Read through the data and report every line in which the word "variance" occurs.

• _Material_:
★ ★ ★ ★ ★ ★ ★

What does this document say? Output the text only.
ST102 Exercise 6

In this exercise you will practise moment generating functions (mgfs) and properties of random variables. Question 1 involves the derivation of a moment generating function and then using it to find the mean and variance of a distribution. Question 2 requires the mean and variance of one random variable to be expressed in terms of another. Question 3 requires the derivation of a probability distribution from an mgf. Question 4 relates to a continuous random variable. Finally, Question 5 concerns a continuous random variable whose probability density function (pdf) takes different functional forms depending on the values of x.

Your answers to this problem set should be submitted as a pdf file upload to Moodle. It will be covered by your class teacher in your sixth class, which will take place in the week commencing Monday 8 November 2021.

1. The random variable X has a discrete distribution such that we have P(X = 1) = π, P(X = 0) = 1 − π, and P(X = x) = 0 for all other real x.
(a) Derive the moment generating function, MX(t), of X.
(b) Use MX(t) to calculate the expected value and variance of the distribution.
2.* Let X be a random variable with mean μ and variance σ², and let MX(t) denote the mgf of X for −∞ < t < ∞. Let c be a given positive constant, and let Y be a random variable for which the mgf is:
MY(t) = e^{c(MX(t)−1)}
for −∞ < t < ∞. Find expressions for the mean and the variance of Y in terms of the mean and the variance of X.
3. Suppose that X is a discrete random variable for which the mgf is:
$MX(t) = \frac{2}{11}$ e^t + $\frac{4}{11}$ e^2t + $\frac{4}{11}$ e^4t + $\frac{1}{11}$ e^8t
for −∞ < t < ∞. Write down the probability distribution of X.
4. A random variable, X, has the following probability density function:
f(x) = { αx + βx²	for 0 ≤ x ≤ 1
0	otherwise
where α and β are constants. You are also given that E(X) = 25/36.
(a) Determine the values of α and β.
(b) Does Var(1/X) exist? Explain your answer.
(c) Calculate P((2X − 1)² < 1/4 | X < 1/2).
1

★ ★ ★ ★ ★ ★ ★

• _Reply to the task_:
In this exercise you will practise moment generating functions (mgfs) and properties of random variables. Question 1 involves the derivation of a moment generating function and then using it to find the mean and variance of a distribution. Question 2 requires the mean and variance of one random variable to be expressed in terms of another. Question 3 requires the derivation of a probability distribution from an mgf. Question 4 relates to a continuous random variable. Finally, Question 5 concerns a continuous random variable whose probability density function (pdf) takes different functional forms depending on the values of x.
(b) Use MX(t) to calculate the expected value and variance of the distribution.
2.* Let X be a random variable with mean μ and variance σ², and let MX(t) denote the mgf of X for −∞ < t < ∞. Let c be a given positive constant, and let Y be a random variable for which the mgf is:
for −∞ < t < ∞. Find expressions for the mean and the variance of Y in terms of the mean and the variance of X.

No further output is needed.